# [PAGE EXCERPT]
The Media Today

New York just committed $90 million to help save local journalism. Will it work? 

May 6, 2024
The New York state Assembly Chamber is seen during a legislative session after Gov. Kathy Hochul presented her 2025 executive state budget at the state Capitol, Jan. 16, 2024, in Albany, N.Y. (AP Photo/Hans Pennink, File)

New York has become the first state to commit significant resources toward keeping local journalism alive. It’s a good start that the legislation’s proponents hope could serve as a national model to save struggling local news outlets—if it can be implemented properly.

The Local Journalism Sustainability Act was included in New York’s recently passed state budget, setting aside $90 million to subsidize local news for the next three years. Eligible outlets can apply to receive a refundable tax credit of up to $25,000 for the first $50,000 worth of employees’ salaries, with a per-company cap of $300,000. That’s a lot of money for a small newsroom, and could help stave off further layoffs and outlet closures.

The $30 million annual pool will be evenly divided between small and larger newsrooms, with the dividing line at 100 employees. Each group will have access to a total of $13 million in tax breaks, with an additional $4 million set aside as $5,000 subsidies for new hires. Publications owned by publicly traded companies aren’t allowed to apply, which would likely rule out places like the New York Times and New York Post. (In certain other cases, like Gannett’s multiple local papers, an outlet owned by a publicly traded company may be eligible because of a carve-out for publications whose print circulation has dipped by more than 20 percent in the past five years.)

# [GIVEN TASK A]
Can you repeat the records from their first line through the line containing "wire REF+ node", inclusive, character for character?

# [EXTRACTED MATERIAL]
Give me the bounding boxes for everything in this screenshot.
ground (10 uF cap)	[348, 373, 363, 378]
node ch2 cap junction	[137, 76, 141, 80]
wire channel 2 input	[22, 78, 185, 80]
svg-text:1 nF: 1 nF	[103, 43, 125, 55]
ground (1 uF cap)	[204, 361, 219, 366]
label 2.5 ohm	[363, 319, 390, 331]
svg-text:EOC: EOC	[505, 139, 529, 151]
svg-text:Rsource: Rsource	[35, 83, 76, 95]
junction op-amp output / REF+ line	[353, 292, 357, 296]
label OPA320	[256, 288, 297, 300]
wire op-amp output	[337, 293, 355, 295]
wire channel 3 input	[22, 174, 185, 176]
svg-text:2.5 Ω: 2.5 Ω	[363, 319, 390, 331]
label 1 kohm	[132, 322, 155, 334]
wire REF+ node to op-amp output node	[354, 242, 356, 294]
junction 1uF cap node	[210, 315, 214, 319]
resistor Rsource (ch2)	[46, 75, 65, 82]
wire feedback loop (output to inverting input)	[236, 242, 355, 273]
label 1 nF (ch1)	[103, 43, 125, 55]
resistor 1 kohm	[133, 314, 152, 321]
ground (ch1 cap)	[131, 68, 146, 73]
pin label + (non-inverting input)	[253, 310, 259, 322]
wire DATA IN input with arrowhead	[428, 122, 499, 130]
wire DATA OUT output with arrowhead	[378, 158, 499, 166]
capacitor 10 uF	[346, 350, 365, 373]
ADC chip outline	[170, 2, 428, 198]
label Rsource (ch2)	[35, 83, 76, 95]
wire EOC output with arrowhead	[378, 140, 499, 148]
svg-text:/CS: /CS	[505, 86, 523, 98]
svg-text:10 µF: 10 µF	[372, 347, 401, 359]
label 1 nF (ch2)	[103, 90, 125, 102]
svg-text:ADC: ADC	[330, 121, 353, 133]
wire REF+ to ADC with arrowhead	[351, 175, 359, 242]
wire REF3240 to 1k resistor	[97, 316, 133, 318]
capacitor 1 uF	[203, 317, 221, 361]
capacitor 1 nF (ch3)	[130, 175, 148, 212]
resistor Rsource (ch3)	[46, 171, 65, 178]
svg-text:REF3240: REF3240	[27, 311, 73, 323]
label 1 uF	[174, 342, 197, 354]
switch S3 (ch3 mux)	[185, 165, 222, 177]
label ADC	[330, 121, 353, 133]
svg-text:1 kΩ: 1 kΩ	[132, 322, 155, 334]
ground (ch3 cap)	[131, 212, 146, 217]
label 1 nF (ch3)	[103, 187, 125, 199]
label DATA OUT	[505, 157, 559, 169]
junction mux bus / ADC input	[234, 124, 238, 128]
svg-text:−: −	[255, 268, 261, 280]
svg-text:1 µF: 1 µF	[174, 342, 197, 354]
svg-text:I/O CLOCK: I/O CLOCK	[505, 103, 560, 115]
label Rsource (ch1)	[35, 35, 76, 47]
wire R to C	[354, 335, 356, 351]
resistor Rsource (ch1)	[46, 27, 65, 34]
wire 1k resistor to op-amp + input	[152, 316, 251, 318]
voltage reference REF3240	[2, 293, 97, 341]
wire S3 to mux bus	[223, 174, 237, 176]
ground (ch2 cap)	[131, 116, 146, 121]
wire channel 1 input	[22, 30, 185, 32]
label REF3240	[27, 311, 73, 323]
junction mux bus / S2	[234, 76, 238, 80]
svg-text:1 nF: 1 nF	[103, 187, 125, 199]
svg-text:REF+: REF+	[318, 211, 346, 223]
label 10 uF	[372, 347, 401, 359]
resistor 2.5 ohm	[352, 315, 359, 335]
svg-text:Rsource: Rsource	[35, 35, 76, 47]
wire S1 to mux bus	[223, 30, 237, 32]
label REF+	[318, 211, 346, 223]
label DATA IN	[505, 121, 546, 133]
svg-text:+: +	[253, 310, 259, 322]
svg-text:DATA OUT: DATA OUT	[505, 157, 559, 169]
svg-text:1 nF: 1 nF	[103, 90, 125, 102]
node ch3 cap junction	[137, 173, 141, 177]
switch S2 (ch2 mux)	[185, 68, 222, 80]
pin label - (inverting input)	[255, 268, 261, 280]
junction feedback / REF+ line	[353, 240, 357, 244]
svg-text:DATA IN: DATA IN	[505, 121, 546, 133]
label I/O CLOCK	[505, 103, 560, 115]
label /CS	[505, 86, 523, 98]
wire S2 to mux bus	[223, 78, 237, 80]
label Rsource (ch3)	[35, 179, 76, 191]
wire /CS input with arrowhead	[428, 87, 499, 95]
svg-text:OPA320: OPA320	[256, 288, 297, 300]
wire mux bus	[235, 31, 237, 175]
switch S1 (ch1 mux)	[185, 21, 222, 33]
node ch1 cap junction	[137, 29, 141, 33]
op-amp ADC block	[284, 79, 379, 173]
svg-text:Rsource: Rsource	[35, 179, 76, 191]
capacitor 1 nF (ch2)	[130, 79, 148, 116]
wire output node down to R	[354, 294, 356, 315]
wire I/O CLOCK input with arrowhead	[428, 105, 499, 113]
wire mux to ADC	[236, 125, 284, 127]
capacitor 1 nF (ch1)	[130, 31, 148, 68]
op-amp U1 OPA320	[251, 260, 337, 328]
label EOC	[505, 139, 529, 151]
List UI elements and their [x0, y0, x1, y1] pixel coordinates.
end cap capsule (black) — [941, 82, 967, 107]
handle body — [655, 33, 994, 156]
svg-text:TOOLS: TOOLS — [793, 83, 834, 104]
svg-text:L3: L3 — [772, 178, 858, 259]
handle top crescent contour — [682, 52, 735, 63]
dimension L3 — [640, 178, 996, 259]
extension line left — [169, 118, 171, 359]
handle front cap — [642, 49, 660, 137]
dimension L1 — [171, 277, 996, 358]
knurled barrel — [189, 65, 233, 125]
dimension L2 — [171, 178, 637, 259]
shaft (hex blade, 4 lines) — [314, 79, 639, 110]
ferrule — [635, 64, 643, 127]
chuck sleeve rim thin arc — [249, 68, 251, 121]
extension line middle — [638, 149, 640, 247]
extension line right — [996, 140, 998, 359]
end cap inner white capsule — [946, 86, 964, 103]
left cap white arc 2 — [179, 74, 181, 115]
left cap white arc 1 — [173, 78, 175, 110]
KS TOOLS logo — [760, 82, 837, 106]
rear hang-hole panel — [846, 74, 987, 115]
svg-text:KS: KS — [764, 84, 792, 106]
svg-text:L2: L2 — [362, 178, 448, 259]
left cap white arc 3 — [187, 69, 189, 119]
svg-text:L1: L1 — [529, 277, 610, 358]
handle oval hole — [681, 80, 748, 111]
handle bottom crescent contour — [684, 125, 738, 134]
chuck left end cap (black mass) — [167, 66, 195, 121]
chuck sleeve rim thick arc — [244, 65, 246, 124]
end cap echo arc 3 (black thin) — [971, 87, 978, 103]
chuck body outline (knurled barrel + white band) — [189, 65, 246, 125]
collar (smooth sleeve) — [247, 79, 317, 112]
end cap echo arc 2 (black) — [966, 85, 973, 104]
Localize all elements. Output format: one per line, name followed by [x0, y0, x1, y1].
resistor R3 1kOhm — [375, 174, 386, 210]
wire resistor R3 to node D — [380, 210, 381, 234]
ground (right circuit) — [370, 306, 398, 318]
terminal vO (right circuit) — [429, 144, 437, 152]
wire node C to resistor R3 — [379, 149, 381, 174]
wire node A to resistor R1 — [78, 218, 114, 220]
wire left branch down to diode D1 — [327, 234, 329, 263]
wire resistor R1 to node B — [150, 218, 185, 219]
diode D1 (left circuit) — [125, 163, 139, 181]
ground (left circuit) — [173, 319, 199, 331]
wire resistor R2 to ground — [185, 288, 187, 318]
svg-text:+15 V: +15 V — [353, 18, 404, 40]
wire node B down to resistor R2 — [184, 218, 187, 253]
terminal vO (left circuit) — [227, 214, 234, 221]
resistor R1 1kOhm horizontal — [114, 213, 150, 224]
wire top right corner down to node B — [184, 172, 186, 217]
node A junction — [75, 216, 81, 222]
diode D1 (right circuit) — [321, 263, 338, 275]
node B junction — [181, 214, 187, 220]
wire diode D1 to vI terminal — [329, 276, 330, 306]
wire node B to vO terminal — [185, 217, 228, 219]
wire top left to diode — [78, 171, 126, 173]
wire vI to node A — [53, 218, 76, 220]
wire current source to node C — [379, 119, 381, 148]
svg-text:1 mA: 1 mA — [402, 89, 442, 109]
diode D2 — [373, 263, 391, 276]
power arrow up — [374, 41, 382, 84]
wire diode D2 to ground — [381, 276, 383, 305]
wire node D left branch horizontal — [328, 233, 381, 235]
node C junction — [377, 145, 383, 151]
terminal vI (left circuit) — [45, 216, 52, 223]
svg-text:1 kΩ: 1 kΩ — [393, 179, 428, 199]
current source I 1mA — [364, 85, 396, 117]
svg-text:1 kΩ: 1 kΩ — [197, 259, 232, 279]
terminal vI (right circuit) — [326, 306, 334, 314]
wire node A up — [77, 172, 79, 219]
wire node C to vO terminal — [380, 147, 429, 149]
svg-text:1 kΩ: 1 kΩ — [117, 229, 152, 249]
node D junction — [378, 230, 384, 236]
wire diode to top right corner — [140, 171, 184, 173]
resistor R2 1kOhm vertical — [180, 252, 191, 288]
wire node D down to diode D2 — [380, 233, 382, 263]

# [GIVEN TASK B]
How would the article on New York's local journalism funding continue from where it stops?

# [WRITTEN ANSWER A]
Give me the bounding boxes for everything in this screenshot.
ground (10 uF cap)	[348, 373, 363, 378]
node ch2 cap junction	[137, 76, 141, 80]
wire channel 2 input	[22, 78, 185, 80]
svg-text:1 nF: 1 nF	[103, 43, 125, 55]
ground (1 uF cap)	[204, 361, 219, 366]
label 2.5 ohm	[363, 319, 390, 331]
svg-text:EOC: EOC	[505, 139, 529, 151]
svg-text:Rsource: Rsource	[35, 83, 76, 95]
junction op-amp output / REF+ line	[353, 292, 357, 296]
label OPA320	[256, 288, 297, 300]
wire op-amp output	[337, 293, 355, 295]
wire channel 3 input	[22, 174, 185, 176]
svg-text:2.5 Ω: 2.5 Ω	[363, 319, 390, 331]
label 1 kohm	[132, 322, 155, 334]
wire REF+ node to op-amp output node	[354, 242, 356, 294]

# [WRITTEN ANSWER B]
The legislation had originally been proposed a few years ago by state lawmakers, but didn’t gain traction until earlier this year, when a group of three dozen local news companies formed the Empire State Local News Coalition to advocate its passage. The coalition includes the owners of more than 150 small newspapers in the state—publications that cover small towns or specific communities, like the Sullivan County Democrat, the Lake Placid News, the Haitian Times, and the Jewish Star.

The coalition is spearheaded by Zachary Richner, a former staffer in both the Obama White House and former New York governor Andrew Cuomo’s administration, whose family runs two dozen small daily and weekly newspapers, most of them based on Long Island.

Richner told me he’d previously focused on pushing national legislation to fund journalism, but because of Congress’s glacial pace and gridlock, he’d decided to shift his attention to New York earlier this year. That left a short window to get things done before the state’s annual budget was finalized, so he scrambled to put together a lobbying effort.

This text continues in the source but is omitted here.